• OBJECTIVE:
Would you repeat the listing exactly but omit every picture?
Begin
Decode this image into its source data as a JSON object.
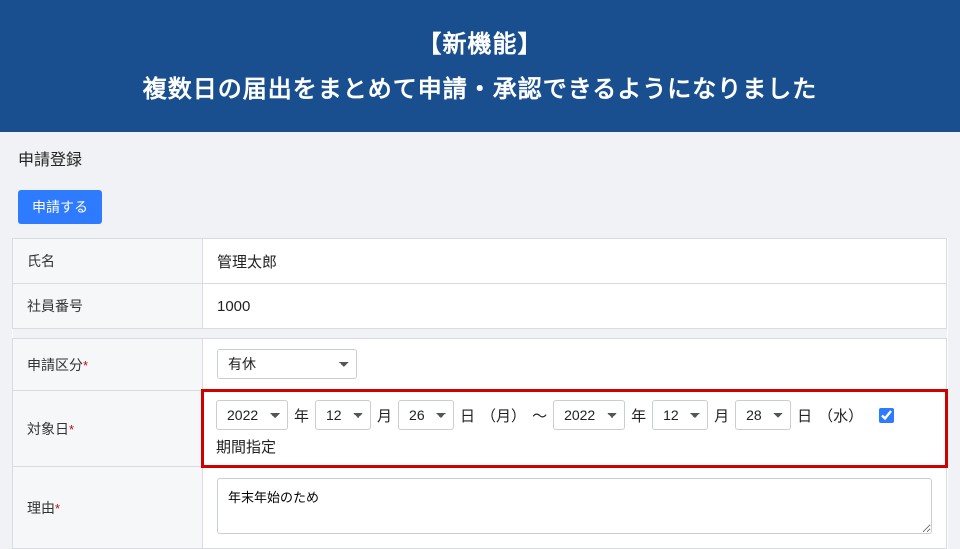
{
  "banner": {
    "title": "【新機能】",
    "subtitle": "複数日の届出をまとめて申請・承認できるようになりました"
  },
  "section": {
    "title": "申請登録",
    "submit_label": "申請する"
  },
  "fields": {
    "name": {
      "label": "氏名",
      "value": "管理太郎"
    },
    "emp_no": {
      "label": "社員番号",
      "value": "1000"
    },
    "type": {
      "label": "申請区分",
      "required": "*",
      "selected": "有休"
    },
    "target": {
      "label": "対象日",
      "required": "*",
      "from": {
        "year": "2022",
        "month": "12",
        "day": "26",
        "weekday": "（月）"
      },
      "to": {
        "year": "2022",
        "month": "12",
        "day": "28",
        "weekday": "（水）"
      },
      "units": {
        "year": "年",
        "month": "月",
        "day": "日",
        "tilde": "～"
      },
      "range_checkbox_label": "期間指定",
      "range_checked": true
    },
    "reason": {
      "label": "理由",
      "required": "*",
      "value": "年末年始のため"
    }
  }
}
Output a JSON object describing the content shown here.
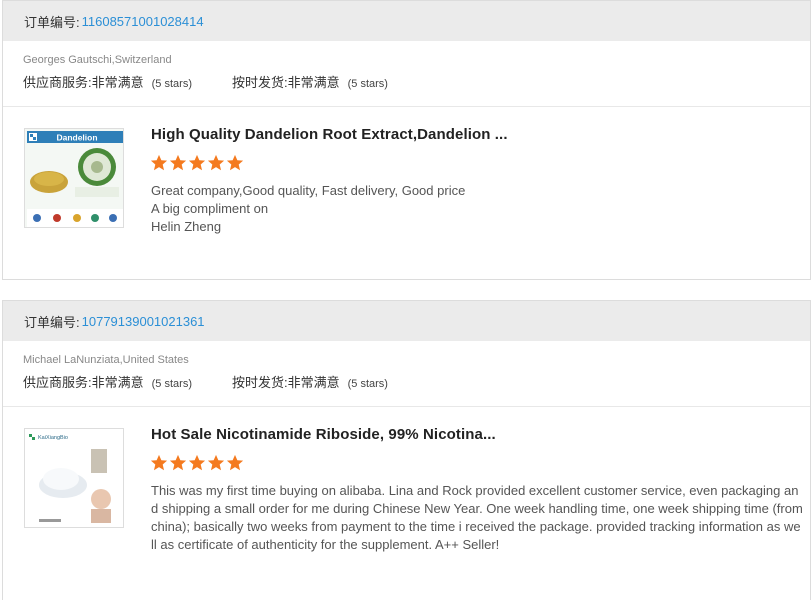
{
  "order_label": "订单编号:",
  "rating_texts": {
    "service_label": "供应商服务:",
    "shipping_label": "按时发货:",
    "value": "非常满意",
    "stars_note": "(5 stars)"
  },
  "colors": {
    "accent": "#2b8fd6",
    "star": "#f47a1f",
    "header_bg": "#ebebeb"
  },
  "orders": [
    {
      "order_number": "11608571001028414",
      "buyer": "Georges Gautschi,Switzerland",
      "product_title": "High Quality Dandelion Root Extract,Dandelion ...",
      "thumb_label": "Dandelion",
      "star_rating": 5,
      "review_lines": [
        "Great company,Good quality, Fast delivery, Good price",
        "A big compliment on",
        "Helin Zheng"
      ]
    },
    {
      "order_number": "10779139001021361",
      "buyer": "Michael LaNunziata,United States",
      "product_title": "Hot Sale Nicotinamide Riboside, 99% Nicotina...",
      "thumb_label": "KaiXiangBio",
      "star_rating": 5,
      "review": "This was my first time buying on alibaba.  Lina and Rock provided excellent customer service, even packaging and shipping a small order for me during Chinese New Year. One week handling time, one week shipping time (from china); basically two weeks from payment to the time i received the package.  provided tracking information as well as certificate of authenticity for the supplement. A++ Seller!"
    }
  ]
}
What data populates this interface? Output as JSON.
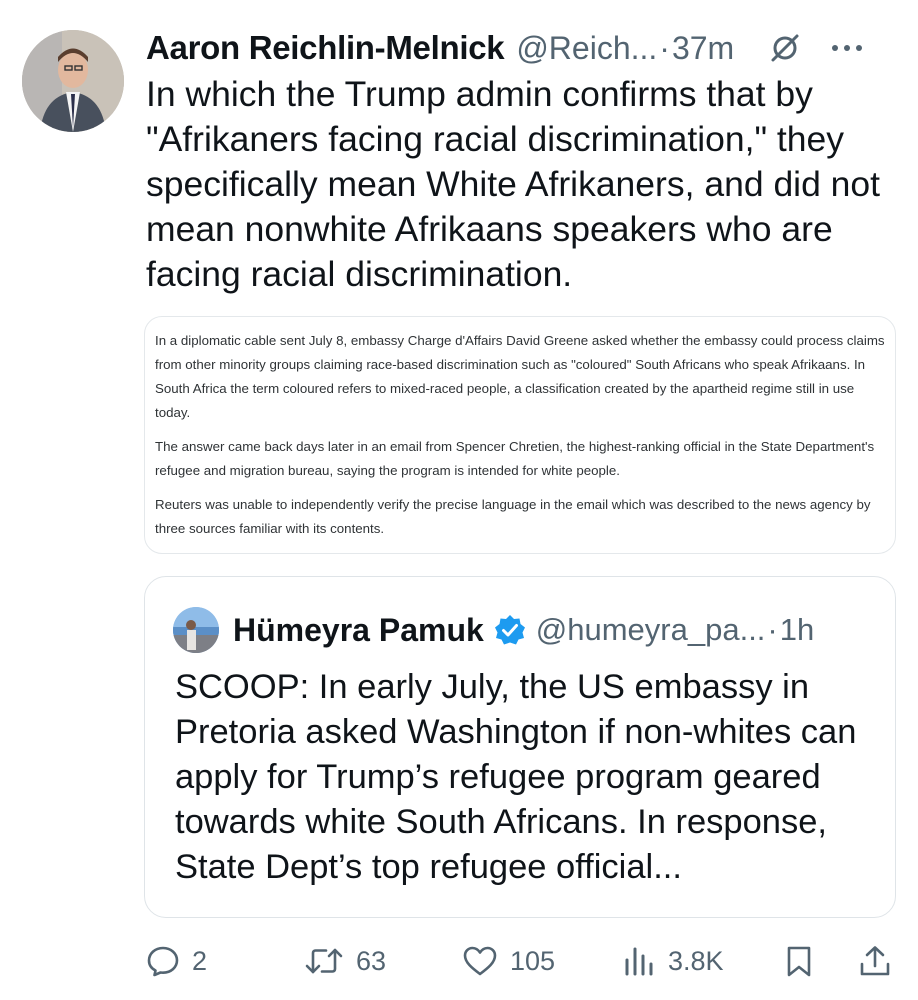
End
• TASK OUTPUT:
Decode this image into its source data as a JSON object.
{
  "banner": {
    "title": "【新機能】",
    "subtitle": "複数日の届出をまとめて申請・承認できるようになりました"
  },
  "section": {
    "title": "申請登録",
    "submit_label": "申請する"
  },
  "fields": {
    "name": {
      "label": "氏名",
      "value": "管理太郎"
    },
    "emp_no": {
      "label": "社員番号",
      "value": "1000"
    },
    "type": {
      "label": "申請区分",
      "required": "*",
      "selected": "有休"
    },
    "target": {
      "label": "対象日",
      "required": "*",
      "from": {
        "year": "2022",
        "month": "12",
        "day": "26",
        "weekday": "（月）"
      },
      "to": {
        "year": "2022",
        "month": "12",
        "day": "28",
        "weekday": "（水）"
      },
      "units": {
        "year": "年",
        "month": "月",
        "day": "日",
        "tilde": "～"
      },
      "range_checkbox_label": "期間指定",
      "range_checked": true
    },
    "reason": {
      "label": "理由",
      "required": "*",
      "value": "年末年始のため"
    }
  }
}
Output a JSON object describing the content shown here.
{
  "order_label": "订单编号:",
  "rating_texts": {
    "service_label": "供应商服务:",
    "shipping_label": "按时发货:",
    "value": "非常满意",
    "stars_note": "(5 stars)"
  },
  "colors": {
    "accent": "#2b8fd6",
    "star": "#f47a1f",
    "header_bg": "#ebebeb"
  },
  "orders": [
    {
      "order_number": "11608571001028414",
      "buyer": "Georges Gautschi,Switzerland",
      "product_title": "High Quality Dandelion Root Extract,Dandelion ...",
      "thumb_label": "Dandelion",
      "star_rating": 5,
      "review_lines": [
        "Great company,Good quality, Fast delivery, Good price",
        "A big compliment on",
        "Helin Zheng"
      ]
    },
    {
      "order_number": "10779139001021361",
      "buyer": "Michael LaNunziata,United States",
      "product_title": "Hot Sale Nicotinamide Riboside, 99% Nicotina...",
      "thumb_label": "KaiXiangBio",
      "star_rating": 5,
      "review": "This was my first time buying on alibaba.  Lina and Rock provided excellent customer service, even packaging and shipping a small order for me during Chinese New Year. One week handling time, one week shipping time (from china); basically two weeks from payment to the time i received the package.  provided tracking information as well as certificate of authenticity for the supplement. A++ Seller!"
    }
  ]
}
What data populates this interface? Output as JSON.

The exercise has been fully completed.